-- begin --

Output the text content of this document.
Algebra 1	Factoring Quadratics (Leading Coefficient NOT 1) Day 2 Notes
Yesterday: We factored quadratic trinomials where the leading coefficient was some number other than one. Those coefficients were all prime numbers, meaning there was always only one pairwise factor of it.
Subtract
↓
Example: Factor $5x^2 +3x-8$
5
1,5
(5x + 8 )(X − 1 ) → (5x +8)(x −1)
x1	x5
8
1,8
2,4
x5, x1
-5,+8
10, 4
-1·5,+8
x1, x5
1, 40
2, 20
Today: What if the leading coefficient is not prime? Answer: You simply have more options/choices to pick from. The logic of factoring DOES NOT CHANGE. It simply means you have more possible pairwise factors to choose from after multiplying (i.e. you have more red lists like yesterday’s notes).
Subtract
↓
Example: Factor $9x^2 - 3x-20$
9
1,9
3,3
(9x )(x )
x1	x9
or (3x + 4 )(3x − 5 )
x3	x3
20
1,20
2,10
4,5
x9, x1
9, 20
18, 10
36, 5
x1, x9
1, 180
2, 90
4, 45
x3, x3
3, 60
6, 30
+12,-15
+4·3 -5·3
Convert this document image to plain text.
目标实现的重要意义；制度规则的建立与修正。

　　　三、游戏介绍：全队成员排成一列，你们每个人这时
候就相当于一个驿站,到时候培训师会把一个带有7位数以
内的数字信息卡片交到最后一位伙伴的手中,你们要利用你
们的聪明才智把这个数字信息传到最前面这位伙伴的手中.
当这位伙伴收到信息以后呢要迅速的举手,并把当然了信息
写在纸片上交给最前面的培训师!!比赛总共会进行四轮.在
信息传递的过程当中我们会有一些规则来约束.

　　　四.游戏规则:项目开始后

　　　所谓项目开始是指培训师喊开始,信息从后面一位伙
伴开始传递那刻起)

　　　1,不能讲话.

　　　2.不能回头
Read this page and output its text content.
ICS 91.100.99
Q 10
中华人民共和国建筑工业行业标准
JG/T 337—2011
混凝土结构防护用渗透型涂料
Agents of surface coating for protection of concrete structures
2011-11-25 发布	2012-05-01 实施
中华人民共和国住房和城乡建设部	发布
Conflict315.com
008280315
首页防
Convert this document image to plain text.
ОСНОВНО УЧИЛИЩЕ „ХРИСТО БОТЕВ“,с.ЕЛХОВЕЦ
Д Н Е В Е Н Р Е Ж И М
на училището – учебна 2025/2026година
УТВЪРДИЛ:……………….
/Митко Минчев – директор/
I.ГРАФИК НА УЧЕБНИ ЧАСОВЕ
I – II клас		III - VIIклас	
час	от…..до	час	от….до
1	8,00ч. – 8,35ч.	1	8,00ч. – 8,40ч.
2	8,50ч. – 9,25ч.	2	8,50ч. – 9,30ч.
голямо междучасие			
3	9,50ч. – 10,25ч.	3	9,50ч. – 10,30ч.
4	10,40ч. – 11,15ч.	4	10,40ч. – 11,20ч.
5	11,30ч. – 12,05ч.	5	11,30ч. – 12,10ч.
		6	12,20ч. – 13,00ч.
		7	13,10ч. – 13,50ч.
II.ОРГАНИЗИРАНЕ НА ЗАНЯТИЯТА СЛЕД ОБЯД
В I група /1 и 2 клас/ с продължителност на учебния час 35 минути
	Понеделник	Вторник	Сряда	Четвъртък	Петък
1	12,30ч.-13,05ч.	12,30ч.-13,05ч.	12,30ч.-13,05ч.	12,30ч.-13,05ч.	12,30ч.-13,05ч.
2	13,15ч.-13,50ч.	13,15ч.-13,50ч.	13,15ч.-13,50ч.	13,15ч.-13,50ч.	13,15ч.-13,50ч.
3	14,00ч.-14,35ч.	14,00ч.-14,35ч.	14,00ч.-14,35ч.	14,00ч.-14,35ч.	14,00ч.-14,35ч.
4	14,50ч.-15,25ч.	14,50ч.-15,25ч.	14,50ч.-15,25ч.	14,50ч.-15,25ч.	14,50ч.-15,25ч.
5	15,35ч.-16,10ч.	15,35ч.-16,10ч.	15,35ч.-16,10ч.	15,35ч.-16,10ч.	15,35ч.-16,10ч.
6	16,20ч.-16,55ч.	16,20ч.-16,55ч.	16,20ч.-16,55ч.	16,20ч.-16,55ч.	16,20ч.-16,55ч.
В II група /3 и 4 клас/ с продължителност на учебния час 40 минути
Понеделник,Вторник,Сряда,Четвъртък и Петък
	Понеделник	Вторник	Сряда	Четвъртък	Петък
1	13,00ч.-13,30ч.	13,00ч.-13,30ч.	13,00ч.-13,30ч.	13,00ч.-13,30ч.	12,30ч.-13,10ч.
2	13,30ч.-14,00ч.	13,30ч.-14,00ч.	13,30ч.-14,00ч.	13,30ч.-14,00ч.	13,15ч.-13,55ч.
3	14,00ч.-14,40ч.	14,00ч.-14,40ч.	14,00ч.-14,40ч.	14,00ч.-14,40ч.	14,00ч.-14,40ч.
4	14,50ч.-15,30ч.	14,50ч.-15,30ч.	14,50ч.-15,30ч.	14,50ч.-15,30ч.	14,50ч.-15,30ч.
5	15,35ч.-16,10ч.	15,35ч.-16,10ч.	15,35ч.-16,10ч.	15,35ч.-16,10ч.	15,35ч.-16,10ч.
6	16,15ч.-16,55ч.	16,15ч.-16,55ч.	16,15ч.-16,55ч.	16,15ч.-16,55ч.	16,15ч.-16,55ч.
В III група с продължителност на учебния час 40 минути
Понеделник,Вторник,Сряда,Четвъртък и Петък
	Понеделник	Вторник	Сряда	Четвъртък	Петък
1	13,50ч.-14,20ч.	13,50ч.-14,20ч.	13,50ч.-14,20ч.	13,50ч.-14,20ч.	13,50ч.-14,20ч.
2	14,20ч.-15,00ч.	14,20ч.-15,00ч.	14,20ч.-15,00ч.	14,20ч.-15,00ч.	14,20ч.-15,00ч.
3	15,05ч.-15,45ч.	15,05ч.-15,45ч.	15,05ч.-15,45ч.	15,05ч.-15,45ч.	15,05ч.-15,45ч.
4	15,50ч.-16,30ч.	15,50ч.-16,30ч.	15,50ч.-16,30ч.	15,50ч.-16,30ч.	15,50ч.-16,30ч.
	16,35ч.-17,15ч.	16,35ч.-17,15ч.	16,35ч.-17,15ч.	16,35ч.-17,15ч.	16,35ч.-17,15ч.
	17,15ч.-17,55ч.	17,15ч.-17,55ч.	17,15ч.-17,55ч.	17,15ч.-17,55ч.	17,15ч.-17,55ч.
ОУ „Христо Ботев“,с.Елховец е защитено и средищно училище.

-- end --

What is asked: Consider the entries above and return each line with the string "content".

Result for this task:
Output the text content of this document.
Read this page and output its text content.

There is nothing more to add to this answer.